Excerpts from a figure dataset
>>>

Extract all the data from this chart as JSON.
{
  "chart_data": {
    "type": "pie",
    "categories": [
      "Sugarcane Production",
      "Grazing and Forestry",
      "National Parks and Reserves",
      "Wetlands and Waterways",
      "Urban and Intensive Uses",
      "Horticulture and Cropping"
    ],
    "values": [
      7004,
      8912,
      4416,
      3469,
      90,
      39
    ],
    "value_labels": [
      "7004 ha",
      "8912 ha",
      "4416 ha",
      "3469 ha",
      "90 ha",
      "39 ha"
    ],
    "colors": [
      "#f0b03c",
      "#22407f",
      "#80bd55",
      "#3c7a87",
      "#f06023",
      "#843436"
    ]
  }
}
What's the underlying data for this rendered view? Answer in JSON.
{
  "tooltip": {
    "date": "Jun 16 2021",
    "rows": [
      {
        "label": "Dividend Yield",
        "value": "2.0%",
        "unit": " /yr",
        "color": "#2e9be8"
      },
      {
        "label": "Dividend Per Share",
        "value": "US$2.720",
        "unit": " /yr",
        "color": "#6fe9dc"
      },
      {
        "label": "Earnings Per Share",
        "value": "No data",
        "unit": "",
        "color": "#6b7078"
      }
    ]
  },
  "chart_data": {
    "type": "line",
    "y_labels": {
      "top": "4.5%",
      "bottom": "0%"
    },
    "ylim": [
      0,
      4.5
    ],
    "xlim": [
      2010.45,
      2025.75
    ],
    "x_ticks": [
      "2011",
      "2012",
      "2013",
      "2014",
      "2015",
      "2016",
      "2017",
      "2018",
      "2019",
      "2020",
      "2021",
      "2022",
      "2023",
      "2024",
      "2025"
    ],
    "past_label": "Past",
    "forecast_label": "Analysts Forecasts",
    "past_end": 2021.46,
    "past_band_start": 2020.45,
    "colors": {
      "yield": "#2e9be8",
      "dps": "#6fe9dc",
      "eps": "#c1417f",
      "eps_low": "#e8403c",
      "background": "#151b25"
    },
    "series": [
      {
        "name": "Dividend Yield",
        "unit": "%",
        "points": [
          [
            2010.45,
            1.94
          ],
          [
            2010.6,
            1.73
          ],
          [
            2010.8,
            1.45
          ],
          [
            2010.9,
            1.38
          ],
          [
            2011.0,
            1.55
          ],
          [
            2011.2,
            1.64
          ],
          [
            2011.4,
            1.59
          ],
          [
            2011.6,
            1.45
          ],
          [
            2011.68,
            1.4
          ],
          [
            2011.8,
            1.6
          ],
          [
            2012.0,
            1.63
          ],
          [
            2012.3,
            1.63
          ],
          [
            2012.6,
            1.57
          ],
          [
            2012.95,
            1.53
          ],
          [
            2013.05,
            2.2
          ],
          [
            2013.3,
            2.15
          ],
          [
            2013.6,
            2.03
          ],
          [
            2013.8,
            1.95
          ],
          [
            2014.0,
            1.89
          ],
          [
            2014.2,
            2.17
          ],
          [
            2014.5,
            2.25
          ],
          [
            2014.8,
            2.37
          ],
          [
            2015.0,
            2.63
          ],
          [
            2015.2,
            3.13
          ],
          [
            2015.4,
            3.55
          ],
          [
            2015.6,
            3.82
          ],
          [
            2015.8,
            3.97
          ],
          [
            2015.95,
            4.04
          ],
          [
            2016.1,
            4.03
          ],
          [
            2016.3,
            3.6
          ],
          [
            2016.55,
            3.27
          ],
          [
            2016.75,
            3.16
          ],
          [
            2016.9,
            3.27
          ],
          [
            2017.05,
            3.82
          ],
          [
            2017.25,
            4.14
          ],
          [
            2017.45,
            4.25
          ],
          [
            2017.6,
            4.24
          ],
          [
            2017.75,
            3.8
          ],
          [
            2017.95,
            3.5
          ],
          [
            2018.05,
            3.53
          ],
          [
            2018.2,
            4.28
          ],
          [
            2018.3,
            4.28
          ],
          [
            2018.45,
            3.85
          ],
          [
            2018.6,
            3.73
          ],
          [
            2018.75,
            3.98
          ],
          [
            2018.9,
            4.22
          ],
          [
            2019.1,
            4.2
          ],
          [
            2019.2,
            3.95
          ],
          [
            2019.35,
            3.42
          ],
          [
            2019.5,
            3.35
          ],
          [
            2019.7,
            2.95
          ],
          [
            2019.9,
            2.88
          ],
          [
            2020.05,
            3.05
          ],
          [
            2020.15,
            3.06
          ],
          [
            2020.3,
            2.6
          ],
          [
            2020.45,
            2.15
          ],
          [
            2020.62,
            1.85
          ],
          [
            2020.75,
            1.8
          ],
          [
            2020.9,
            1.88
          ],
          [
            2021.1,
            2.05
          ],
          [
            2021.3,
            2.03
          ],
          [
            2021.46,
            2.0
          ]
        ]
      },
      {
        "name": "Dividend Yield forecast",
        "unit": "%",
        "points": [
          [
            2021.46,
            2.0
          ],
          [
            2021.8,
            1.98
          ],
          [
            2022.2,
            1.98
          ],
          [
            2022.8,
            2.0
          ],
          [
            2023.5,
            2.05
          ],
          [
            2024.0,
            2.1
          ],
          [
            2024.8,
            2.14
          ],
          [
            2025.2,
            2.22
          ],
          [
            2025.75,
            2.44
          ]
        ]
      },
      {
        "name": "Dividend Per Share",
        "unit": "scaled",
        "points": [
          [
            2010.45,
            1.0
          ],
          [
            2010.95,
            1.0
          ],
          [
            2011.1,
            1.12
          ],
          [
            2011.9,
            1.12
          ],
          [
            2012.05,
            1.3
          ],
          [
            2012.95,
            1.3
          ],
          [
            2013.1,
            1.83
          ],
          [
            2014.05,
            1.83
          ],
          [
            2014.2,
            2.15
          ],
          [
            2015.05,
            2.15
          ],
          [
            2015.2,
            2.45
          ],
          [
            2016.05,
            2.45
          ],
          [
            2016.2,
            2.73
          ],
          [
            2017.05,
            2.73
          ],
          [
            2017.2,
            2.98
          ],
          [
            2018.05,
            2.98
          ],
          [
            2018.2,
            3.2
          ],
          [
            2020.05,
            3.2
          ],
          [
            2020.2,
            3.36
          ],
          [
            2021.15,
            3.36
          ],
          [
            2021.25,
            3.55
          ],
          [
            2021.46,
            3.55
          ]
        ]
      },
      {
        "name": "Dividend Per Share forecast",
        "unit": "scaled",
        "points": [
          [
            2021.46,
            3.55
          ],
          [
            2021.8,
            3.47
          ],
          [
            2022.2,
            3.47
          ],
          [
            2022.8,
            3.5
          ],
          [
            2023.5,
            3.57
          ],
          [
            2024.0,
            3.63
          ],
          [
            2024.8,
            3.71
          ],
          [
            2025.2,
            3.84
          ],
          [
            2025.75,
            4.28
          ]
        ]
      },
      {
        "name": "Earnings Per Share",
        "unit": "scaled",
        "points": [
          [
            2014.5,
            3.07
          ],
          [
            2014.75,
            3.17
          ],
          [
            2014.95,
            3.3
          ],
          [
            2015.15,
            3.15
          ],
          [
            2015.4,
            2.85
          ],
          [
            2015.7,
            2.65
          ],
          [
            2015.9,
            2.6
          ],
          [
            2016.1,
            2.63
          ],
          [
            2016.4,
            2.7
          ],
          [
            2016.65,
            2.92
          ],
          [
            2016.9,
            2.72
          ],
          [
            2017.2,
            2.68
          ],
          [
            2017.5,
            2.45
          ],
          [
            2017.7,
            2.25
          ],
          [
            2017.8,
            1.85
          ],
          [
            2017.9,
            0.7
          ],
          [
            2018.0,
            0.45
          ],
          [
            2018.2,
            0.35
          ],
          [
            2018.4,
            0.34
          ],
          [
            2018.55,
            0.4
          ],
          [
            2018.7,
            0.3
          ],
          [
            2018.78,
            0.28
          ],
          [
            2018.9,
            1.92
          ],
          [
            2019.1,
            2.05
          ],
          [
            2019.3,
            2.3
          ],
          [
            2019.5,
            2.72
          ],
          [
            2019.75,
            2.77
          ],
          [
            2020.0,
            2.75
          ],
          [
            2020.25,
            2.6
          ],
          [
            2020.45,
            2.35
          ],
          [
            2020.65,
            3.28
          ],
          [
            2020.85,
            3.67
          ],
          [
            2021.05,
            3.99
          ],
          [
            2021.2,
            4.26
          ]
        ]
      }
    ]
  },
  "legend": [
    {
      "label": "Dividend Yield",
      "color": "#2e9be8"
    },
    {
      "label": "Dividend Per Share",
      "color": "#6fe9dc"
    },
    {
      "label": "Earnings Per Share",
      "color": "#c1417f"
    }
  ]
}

<<<

Scan the records above for the string "this", then report every line that contains it.

Extract all the data from this chart as JSON.
What's the underlying data for this rendered view? Answer in JSON.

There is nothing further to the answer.